## OBJECTIVE
Copy out every one of the entries below word for word, with nothing left out or changed.

## PROVIDED ENTRIES
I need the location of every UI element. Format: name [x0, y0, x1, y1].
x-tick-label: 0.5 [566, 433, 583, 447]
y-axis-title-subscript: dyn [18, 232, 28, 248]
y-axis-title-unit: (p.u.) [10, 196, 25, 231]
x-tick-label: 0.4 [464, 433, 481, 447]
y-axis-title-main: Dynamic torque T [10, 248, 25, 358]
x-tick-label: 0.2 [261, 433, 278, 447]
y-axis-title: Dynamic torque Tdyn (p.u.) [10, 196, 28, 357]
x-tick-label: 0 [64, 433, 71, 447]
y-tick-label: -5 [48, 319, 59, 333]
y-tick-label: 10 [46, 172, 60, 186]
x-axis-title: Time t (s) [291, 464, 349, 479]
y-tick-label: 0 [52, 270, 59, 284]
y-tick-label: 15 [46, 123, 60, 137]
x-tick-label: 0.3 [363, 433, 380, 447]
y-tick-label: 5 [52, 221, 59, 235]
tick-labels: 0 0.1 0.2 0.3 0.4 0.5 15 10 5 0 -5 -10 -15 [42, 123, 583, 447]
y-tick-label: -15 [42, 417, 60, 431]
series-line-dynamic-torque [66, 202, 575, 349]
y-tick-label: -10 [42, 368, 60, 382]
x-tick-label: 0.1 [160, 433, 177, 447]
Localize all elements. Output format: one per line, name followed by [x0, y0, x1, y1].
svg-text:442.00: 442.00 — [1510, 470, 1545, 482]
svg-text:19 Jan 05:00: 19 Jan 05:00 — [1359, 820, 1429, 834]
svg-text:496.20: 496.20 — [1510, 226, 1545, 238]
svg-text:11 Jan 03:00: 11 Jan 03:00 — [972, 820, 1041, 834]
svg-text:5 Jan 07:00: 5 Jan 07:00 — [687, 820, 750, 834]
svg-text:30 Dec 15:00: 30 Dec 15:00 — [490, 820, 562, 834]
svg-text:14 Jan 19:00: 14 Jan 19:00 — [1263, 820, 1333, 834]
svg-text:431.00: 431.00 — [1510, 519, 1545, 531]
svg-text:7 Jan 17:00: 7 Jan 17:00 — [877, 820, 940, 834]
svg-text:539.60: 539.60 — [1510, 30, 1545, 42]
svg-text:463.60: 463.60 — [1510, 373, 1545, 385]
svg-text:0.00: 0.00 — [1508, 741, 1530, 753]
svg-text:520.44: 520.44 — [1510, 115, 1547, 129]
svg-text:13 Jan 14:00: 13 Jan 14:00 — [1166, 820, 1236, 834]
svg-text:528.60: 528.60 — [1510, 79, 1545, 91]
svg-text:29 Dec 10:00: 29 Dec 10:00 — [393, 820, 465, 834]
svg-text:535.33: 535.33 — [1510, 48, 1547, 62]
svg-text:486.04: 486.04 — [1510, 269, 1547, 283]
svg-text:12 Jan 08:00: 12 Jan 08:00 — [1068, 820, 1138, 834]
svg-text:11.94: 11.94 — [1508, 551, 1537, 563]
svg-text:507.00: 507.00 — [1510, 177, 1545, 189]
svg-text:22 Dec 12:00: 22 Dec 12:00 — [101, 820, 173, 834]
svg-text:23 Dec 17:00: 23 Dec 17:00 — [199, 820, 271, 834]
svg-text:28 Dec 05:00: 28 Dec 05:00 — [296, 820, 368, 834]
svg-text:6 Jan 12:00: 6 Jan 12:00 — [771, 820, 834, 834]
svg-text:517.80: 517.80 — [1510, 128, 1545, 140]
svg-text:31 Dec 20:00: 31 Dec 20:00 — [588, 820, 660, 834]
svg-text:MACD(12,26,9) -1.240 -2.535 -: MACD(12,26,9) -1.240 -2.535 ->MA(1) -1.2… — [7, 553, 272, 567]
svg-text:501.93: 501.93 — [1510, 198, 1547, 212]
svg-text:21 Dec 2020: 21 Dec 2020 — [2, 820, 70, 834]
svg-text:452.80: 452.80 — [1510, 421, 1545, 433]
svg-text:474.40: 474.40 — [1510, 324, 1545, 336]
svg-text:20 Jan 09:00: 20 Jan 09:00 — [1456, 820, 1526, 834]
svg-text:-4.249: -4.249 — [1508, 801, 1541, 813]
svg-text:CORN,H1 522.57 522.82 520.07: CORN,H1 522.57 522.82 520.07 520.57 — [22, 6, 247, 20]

## THE ANSWER
I need the location of every UI element. Format: name [x0, y0, x1, y1].
x-tick-label: 0.5 [566, 433, 583, 447]
y-axis-title-subscript: dyn [18, 232, 28, 248]
y-axis-title-unit: (p.u.) [10, 196, 25, 231]
x-tick-label: 0.4 [464, 433, 481, 447]
y-axis-title-main: Dynamic torque T [10, 248, 25, 358]
x-tick-label: 0.2 [261, 433, 278, 447]
y-axis-title: Dynamic torque Tdyn (p.u.) [10, 196, 28, 357]
x-tick-label: 0 [64, 433, 71, 447]
y-tick-label: -5 [48, 319, 59, 333]
y-tick-label: 10 [46, 172, 60, 186]
x-axis-title: Time t (s) [291, 464, 349, 479]
y-tick-label: 0 [52, 270, 59, 284]
y-tick-label: 15 [46, 123, 60, 137]
x-tick-label: 0.3 [363, 433, 380, 447]
y-tick-label: 5 [52, 221, 59, 235]
tick-labels: 0 0.1 0.2 0.3 0.4 0.5 15 10 5 0 -5 -10 -15 [42, 123, 583, 447]
y-tick-label: -15 [42, 417, 60, 431]
series-line-dynamic-torque [66, 202, 575, 349]
y-tick-label: -10 [42, 368, 60, 382]
x-tick-label: 0.1 [160, 433, 177, 447]
Localize all elements. Output format: one per line, name followed by [x0, y0, x1, y1].
svg-text:442.00: 442.00 — [1510, 470, 1545, 482]
svg-text:19 Jan 05:00: 19 Jan 05:00 — [1359, 820, 1429, 834]
svg-text:496.20: 496.20 — [1510, 226, 1545, 238]
svg-text:11 Jan 03:00: 11 Jan 03:00 — [972, 820, 1041, 834]
svg-text:5 Jan 07:00: 5 Jan 07:00 — [687, 820, 750, 834]
svg-text:30 Dec 15:00: 30 Dec 15:00 — [490, 820, 562, 834]
svg-text:14 Jan 19:00: 14 Jan 19:00 — [1263, 820, 1333, 834]
svg-text:431.00: 431.00 — [1510, 519, 1545, 531]
svg-text:7 Jan 17:00: 7 Jan 17:00 — [877, 820, 940, 834]
svg-text:539.60: 539.60 — [1510, 30, 1545, 42]
svg-text:463.60: 463.60 — [1510, 373, 1545, 385]
svg-text:0.00: 0.00 — [1508, 741, 1530, 753]
svg-text:520.44: 520.44 — [1510, 115, 1547, 129]
svg-text:13 Jan 14:00: 13 Jan 14:00 — [1166, 820, 1236, 834]
svg-text:528.60: 528.60 — [1510, 79, 1545, 91]
svg-text:29 Dec 10:00: 29 Dec 10:00 — [393, 820, 465, 834]
svg-text:535.33: 535.33 — [1510, 48, 1547, 62]
svg-text:486.04: 486.04 — [1510, 269, 1547, 283]
svg-text:12 Jan 08:00: 12 Jan 08:00 — [1068, 820, 1138, 834]
svg-text:11.94: 11.94 — [1508, 551, 1537, 563]
svg-text:507.00: 507.00 — [1510, 177, 1545, 189]
svg-text:22 Dec 12:00: 22 Dec 12:00 — [101, 820, 173, 834]
svg-text:23 Dec 17:00: 23 Dec 17:00 — [199, 820, 271, 834]
svg-text:28 Dec 05:00: 28 Dec 05:00 — [296, 820, 368, 834]
svg-text:6 Jan 12:00: 6 Jan 12:00 — [771, 820, 834, 834]
svg-text:517.80: 517.80 — [1510, 128, 1545, 140]
svg-text:31 Dec 20:00: 31 Dec 20:00 — [588, 820, 660, 834]
svg-text:MACD(12,26,9) -1.240 -2.535 -: MACD(12,26,9) -1.240 -2.535 ->MA(1) -1.2… — [7, 553, 272, 567]
svg-text:501.93: 501.93 — [1510, 198, 1547, 212]
svg-text:21 Dec 2020: 21 Dec 2020 — [2, 820, 70, 834]
svg-text:452.80: 452.80 — [1510, 421, 1545, 433]
svg-text:474.40: 474.40 — [1510, 324, 1545, 336]
svg-text:20 Jan 09:00: 20 Jan 09:00 — [1456, 820, 1526, 834]
svg-text:-4.249: -4.249 — [1508, 801, 1541, 813]
svg-text:CORN,H1 522.57 522.82 520.07: CORN,H1 522.57 522.82 520.07 520.57 — [22, 6, 247, 20]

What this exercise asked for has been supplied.